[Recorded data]
____

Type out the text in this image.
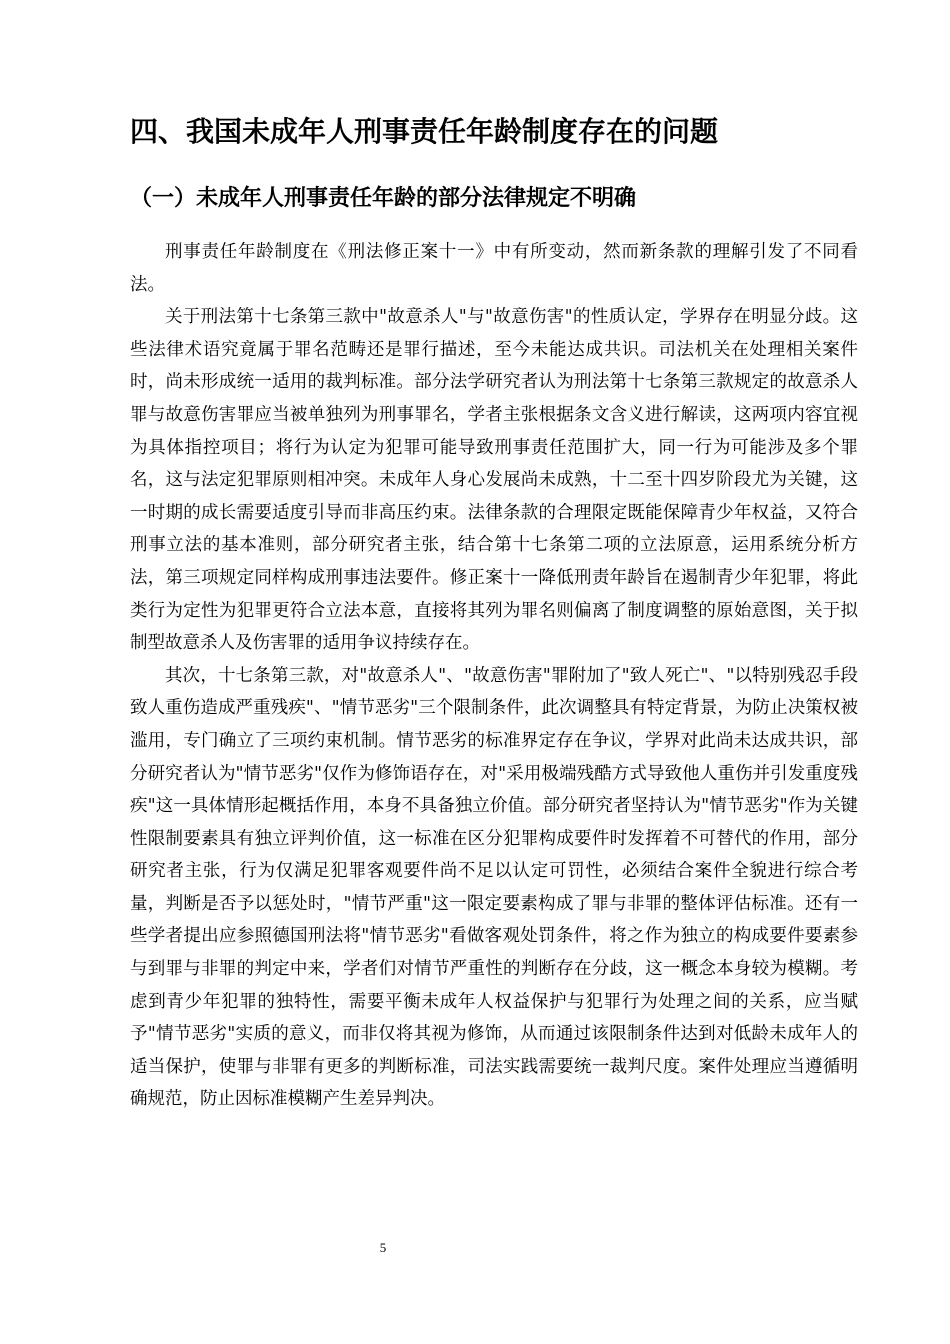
四、我国未成年人刑事责任年龄制度存在的问题
（一）未成年人刑事责任年龄的部分法律规定不明确

刑事责任年龄制度在《刑法修正案十一》中有所变动，然而新条款的理解引发了不同看法。

关于刑法第十七条第三款中"故意杀人"与"故意伤害"的性质认定，学界存在明显分歧。这些法律术语究竟属于罪名范畴还是罪行描述，至今未能达成共识。司法机关在处理相关案件时，尚未形成统一适用的裁判标准。部分法学研究者认为刑法第十七条第三款规定的故意杀人罪与故意伤害罪应当被单独列为刑事罪名，学者主张根据条文含义进行解读，这两项内容宜视为具体指控项目；将行为认定为犯罪可能导致刑事责任范围扩大，同一行为可能涉及多个罪名，这与法定犯罪原则相冲突。未成年人身心发展尚未成熟，十二至十四岁阶段尤为关键，这一时期的成长需要适度引导而非高压约束。法律条款的合理限定既能保障青少年权益，又符合刑事立法的基本准则，部分研究者主张，结合第十七条第二项的立法原意，运用系统分析方法，第三项规定同样构成刑事违法要件。修正案十一降低刑责年龄旨在遏制青少年犯罪，将此类行为定性为犯罪更符合立法本意，直接将其列为罪名则偏离了制度调整的原始意图，关于拟制型故意杀人及伤害罪的适用争议持续存在。

其次，十七条第三款，对"故意杀人"、"故意伤害"罪附加了"致人死亡"、"以特别残忍手段致人重伤造成严重残疾"、"情节恶劣"三个限制条件，此次调整具有特定背景，为防止决策权被滥用，专门确立了三项约束机制。情节恶劣的标准界定存在争议，学界对此尚未达成共识，部分研究者认为"情节恶劣"仅作为修饰语存在，对"采用极端残酷方式导致他人重伤并引发重度残疾"这一具体情形起概括作用，本身不具备独立价值。部分研究者坚持认为"情节恶劣"作为关键性限制要素具有独立评判价值，这一标准在区分犯罪构成要件时发挥着不可替代的作用，部分研究者主张，行为仅满足犯罪客观要件尚不足以认定可罚性，必须结合案件全貌进行综合考量，判断是否予以惩处时，"情节严重"这一限定要素构成了罪与非罪的整体评估标准。还有一些学者提出应参照德国刑法将"情节恶劣"看做客观处罚条件，将之作为独立的构成要件要素参与到罪与非罪的判定中来，学者们对情节严重性的判断存在分歧，这一概念本身较为模糊。考虑到青少年犯罪的独特性，需要平衡未成年人权益保护与犯罪行为处理之间的关系，应当赋予"情节恶劣"实质的意义，而非仅将其视为修饰，从而通过该限制条件达到对低龄未成年人的适当保护，使罪与非罪有更多的判断标准，司法实践需要统一裁判尺度。案件处理应当遵循明确规范，防止因标准模糊产生差异判决。

5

____

THE TASK
Output every entry verbatim. Pictures do not belong in the copy.

ANSWER TO THIS EXERCISE
Type out the text in this image.
四、我国未成年人刑事责任年龄制度存在的问题
（一）未成年人刑事责任年龄的部分法律规定不明确

刑事责任年龄制度在《刑法修正案十一》中有所变动，然而新条款的理解引发了不同看法。

关于刑法第十七条第三款中"故意杀人"与"故意伤害"的性质认定，学界存在明显分歧。这些法律术语究竟属于罪名范畴还是罪行描述，至今未能达成共识。司法机关在处理相关案件时，尚未形成统一适用的裁判标准。部分法学研究者认为刑法第十七条第三款规定的故意杀人罪与故意伤害罪应当被单独列为刑事罪名，学者主张根据条文含义进行解读，这两项内容宜视为具体指控项目；将行为认定为犯罪可能导致刑事责任范围扩大，同一行为可能涉及多个罪名，这与法定犯罪原则相冲突。未成年人身心发展尚未成熟，十二至十四岁阶段尤为关键，这一时期的成长需要适度引导而非高压约束。法律条款的合理限定既能保障青少年权益，又符合刑事立法的基本准则，部分研究者主张，结合第十七条第二项的立法原意，运用系统分析方法，第三项规定同样构成刑事违法要件。修正案十一降低刑责年龄旨在遏制青少年犯罪，将此类行为定性为犯罪更符合立法本意，直接将其列为罪名则偏离了制度调整的原始意图，关于拟制型故意杀人及伤害罪的适用争议持续存在。

其次，十七条第三款，对"故意杀人"、"故意伤害"罪附加了"致人死亡"、"以特别残忍手段致人重伤造成严重残疾"、"情节恶劣"三个限制条件，此次调整具有特定背景，为防止决策权被滥用，专门确立了三项约束机制。情节恶劣的标准界定存在争议，学界对此尚未达成共识，部分研究者认为"情节恶劣"仅作为修饰语存在，对"采用极端残酷方式导致他人重伤并引发重度残疾"这一具体情形起概括作用，本身不具备独立价值。部分研究者坚持认为"情节恶劣"作为关键性限制要素具有独立评判价值，这一标准在区分犯罪构成要件时发挥着不可替代的作用，部分研究者主张，行为仅满足犯罪客观要件尚不足以认定可罚性，必须结合案件全貌进行综合考量，判断是否予以惩处时，"情节严重"这一限定要素构成了罪与非罪的整体评估标准。还有一些学者提出应参照德国刑法将"情节恶劣"看做客观处罚条件，将之作为独立的构成要件要素参与到罪与非罪的判定中来，学者们对情节严重性的判断存在分歧，这一概念本身较为模糊。考虑到青少年犯罪的独特性，需要平衡未成年人权益保护与犯罪行为处理之间的关系，应当赋予"情节恶劣"实质的意义，而非仅将其视为修饰，从而通过该限制条件达到对低龄未成年人的适当保护，使罪与非罪有更多的判断标准，司法实践需要统一裁判尺度。案件处理应当遵循明确规范，防止因标准模糊产生差异判决。

5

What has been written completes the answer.